**** Raw records ****

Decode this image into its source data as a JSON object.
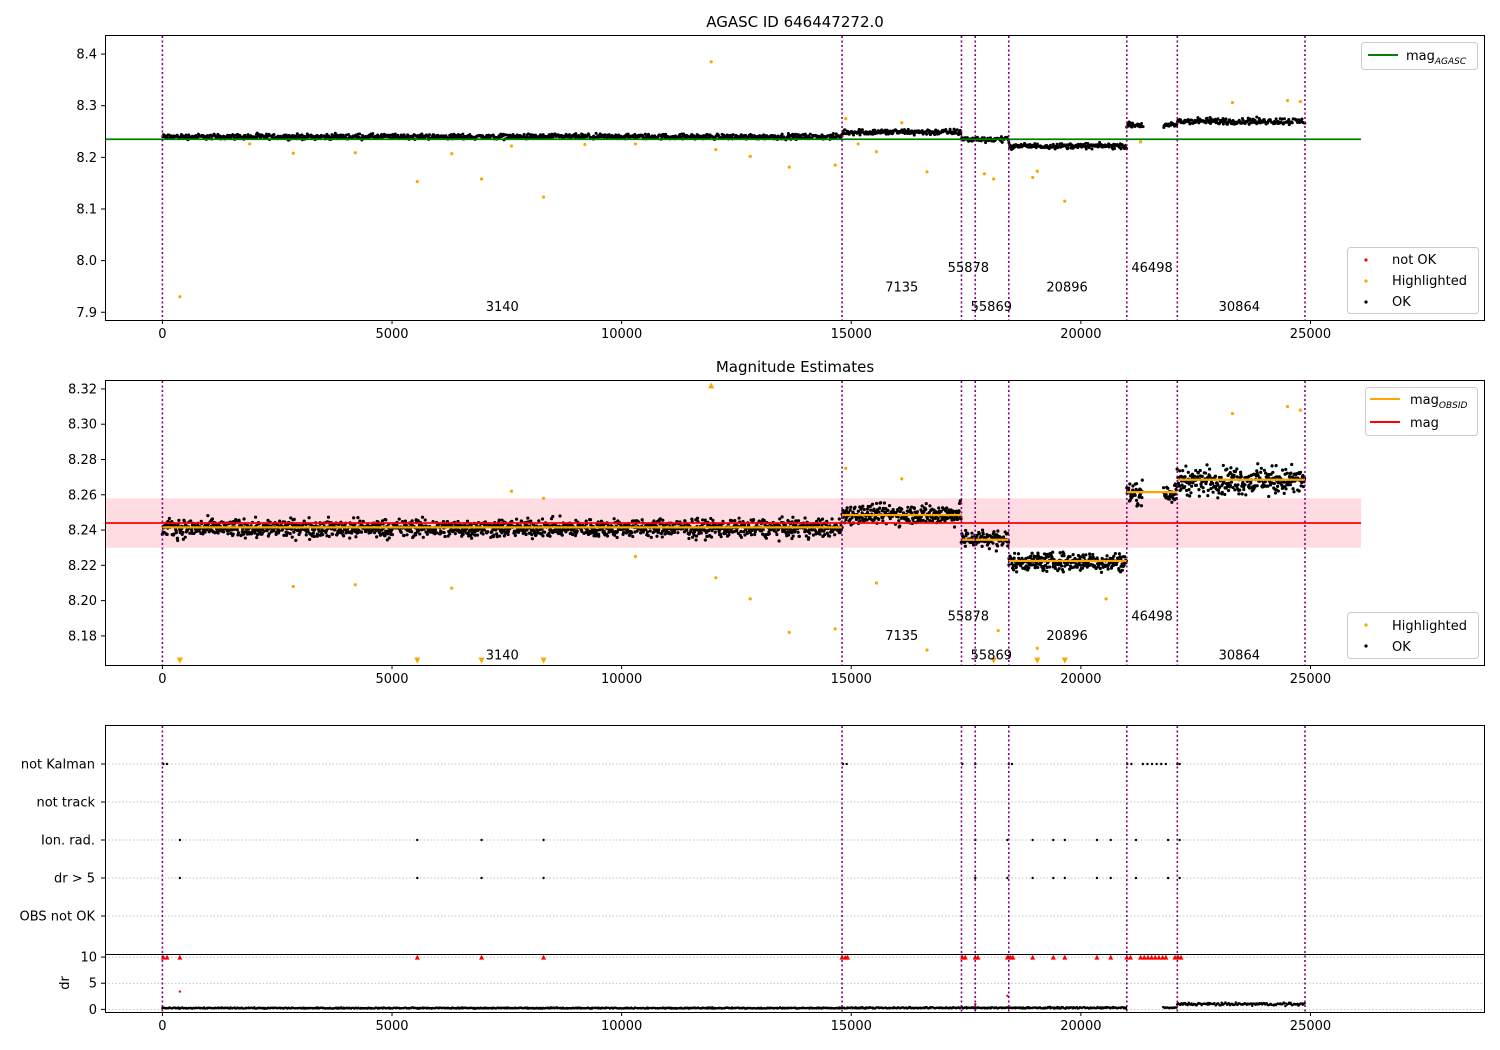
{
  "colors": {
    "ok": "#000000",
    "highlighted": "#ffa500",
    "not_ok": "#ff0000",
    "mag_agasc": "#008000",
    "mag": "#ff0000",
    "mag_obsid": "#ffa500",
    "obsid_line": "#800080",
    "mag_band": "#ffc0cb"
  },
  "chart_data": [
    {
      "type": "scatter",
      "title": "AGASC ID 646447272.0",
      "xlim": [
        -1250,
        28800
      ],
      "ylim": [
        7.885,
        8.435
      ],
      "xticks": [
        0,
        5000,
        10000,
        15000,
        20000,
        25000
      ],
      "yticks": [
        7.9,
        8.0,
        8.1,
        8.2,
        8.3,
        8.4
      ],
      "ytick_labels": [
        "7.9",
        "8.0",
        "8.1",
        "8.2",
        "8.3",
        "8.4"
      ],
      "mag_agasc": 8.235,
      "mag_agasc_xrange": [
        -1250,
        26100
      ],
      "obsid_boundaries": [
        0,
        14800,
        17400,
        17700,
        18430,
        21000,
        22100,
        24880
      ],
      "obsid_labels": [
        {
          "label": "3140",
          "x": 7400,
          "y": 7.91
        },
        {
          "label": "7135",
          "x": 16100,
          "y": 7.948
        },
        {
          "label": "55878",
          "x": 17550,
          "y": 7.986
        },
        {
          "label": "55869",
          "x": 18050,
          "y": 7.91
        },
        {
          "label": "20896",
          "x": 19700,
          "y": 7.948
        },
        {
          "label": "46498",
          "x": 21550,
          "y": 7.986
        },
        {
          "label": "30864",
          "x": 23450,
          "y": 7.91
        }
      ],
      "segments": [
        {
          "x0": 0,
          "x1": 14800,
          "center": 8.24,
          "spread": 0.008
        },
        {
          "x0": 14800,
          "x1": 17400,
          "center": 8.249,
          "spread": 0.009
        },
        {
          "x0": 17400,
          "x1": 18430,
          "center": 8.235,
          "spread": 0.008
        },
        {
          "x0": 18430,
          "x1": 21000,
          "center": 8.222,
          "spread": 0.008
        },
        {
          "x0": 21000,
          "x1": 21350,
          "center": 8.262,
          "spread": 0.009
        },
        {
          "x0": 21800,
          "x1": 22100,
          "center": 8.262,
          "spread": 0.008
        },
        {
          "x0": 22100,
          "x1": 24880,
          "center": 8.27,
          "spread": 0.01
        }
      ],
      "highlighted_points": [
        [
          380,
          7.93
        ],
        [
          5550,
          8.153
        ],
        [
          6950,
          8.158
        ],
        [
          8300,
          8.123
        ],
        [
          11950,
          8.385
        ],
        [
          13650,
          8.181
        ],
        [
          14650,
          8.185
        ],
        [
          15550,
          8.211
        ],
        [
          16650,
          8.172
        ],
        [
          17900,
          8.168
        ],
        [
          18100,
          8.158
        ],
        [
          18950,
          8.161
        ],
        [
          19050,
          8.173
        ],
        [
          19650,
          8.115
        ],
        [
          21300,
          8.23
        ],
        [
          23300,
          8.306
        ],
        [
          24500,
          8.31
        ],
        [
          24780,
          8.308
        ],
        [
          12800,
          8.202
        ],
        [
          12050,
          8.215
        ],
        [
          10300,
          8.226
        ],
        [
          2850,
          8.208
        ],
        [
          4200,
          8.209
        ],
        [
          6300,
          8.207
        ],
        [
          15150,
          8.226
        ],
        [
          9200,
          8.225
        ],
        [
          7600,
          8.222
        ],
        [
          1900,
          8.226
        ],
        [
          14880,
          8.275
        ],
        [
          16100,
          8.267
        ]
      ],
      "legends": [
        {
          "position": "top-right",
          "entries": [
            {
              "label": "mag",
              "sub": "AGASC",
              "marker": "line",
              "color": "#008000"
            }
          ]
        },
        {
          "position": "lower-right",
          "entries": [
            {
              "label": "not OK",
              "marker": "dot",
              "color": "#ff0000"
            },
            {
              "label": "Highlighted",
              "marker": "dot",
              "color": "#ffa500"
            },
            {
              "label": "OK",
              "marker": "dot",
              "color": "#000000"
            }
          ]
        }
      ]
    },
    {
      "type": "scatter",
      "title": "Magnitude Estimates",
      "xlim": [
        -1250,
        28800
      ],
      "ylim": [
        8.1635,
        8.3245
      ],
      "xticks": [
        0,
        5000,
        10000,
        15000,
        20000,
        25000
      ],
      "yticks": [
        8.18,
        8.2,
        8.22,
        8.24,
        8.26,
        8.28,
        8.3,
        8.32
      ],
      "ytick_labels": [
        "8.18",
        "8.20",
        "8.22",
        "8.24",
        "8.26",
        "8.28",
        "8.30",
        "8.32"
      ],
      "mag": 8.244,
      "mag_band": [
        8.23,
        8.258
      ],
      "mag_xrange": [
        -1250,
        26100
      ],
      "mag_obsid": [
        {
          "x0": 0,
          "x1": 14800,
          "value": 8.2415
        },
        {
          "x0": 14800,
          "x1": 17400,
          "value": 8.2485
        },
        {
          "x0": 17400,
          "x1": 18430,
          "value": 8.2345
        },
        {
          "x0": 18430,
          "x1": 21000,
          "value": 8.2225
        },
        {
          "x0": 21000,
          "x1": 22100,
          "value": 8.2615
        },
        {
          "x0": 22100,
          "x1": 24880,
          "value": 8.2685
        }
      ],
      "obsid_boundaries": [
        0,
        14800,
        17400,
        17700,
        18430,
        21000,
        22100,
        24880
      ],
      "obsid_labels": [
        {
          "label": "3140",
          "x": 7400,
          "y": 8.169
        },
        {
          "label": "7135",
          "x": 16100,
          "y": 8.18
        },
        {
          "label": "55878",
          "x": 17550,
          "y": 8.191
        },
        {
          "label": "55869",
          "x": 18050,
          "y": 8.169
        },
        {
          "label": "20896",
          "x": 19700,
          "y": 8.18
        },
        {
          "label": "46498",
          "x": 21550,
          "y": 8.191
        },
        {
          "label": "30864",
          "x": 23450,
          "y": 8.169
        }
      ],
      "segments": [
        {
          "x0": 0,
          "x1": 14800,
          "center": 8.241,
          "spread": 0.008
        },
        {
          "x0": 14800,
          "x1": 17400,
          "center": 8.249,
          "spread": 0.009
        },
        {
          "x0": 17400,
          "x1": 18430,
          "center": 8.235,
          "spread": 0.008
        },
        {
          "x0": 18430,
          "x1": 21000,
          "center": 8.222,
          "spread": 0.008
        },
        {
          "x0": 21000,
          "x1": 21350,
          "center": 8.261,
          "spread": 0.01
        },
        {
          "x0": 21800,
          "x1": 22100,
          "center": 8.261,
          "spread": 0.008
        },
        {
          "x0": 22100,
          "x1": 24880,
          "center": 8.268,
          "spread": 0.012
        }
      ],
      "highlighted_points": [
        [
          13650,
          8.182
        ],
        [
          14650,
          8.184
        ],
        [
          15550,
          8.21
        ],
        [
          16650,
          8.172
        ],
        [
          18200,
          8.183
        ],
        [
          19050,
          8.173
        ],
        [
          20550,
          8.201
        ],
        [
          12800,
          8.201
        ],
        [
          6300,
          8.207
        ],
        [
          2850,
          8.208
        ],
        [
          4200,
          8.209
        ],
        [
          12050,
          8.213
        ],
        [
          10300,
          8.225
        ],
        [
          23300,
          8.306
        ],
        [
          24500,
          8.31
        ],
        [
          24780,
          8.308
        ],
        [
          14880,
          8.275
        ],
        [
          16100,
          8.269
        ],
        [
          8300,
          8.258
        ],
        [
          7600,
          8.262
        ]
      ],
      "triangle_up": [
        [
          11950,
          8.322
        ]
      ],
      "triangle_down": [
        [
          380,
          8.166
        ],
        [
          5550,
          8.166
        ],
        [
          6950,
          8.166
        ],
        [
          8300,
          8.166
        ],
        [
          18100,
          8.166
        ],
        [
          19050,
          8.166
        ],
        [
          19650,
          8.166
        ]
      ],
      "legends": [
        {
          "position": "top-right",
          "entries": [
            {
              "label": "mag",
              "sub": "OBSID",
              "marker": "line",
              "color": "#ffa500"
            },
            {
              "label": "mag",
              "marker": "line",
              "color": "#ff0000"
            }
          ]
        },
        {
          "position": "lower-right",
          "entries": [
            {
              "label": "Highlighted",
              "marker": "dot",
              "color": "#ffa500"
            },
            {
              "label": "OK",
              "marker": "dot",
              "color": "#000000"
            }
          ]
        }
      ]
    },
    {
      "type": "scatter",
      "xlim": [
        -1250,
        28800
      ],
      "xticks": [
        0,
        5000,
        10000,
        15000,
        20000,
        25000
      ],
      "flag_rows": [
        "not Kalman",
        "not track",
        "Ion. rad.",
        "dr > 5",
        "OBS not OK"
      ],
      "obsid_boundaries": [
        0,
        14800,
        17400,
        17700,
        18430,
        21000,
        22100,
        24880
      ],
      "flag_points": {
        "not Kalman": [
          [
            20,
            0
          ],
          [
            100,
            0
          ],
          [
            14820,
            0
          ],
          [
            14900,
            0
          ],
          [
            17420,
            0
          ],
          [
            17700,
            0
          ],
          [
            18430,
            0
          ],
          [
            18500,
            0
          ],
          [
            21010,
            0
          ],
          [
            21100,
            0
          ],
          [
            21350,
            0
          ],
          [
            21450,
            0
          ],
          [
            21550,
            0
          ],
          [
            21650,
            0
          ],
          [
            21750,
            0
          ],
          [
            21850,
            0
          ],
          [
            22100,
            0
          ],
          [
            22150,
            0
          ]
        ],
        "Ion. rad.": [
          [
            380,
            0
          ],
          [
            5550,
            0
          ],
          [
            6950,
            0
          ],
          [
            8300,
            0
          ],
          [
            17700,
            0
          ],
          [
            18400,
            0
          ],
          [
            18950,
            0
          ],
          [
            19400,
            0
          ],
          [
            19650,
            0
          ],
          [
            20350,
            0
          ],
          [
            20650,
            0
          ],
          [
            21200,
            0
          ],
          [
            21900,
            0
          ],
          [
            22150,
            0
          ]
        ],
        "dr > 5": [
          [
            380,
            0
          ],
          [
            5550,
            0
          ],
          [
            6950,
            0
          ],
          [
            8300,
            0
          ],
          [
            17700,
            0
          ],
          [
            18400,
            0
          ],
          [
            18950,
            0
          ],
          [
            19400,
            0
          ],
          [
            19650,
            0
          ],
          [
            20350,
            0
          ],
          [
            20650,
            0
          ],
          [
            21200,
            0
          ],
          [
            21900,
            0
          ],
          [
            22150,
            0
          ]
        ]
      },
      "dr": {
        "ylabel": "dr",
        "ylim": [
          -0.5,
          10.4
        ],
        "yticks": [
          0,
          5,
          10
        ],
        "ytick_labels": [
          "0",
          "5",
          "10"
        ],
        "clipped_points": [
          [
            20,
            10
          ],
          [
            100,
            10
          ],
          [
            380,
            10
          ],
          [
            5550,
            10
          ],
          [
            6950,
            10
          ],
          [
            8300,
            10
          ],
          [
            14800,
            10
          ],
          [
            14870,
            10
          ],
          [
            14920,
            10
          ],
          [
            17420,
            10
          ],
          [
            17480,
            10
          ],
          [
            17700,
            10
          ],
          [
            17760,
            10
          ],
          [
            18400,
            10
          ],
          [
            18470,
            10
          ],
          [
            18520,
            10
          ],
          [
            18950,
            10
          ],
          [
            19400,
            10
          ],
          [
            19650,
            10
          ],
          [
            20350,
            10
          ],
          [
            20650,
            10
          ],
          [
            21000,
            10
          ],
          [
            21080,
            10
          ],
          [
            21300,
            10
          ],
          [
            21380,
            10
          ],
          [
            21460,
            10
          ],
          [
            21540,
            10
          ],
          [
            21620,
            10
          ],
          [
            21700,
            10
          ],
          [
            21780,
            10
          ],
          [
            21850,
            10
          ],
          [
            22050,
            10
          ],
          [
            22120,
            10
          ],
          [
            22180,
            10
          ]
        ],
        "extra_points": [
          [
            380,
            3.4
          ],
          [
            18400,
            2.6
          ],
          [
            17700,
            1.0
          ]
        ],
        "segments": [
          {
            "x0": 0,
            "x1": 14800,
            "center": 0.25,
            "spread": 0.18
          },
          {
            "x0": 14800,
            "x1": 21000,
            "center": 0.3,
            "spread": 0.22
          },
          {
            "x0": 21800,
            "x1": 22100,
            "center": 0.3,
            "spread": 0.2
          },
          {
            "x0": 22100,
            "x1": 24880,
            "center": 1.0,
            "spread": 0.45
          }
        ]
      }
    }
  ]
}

****

## Directive
Look over the listing above. Pick out and copy every line that includes "value".

## Exercise answer
          "value": 8.2415
          "value": 8.2485
          "value": 8.2345
          "value": 8.2225
          "value": 8.2615
          "value": 8.2685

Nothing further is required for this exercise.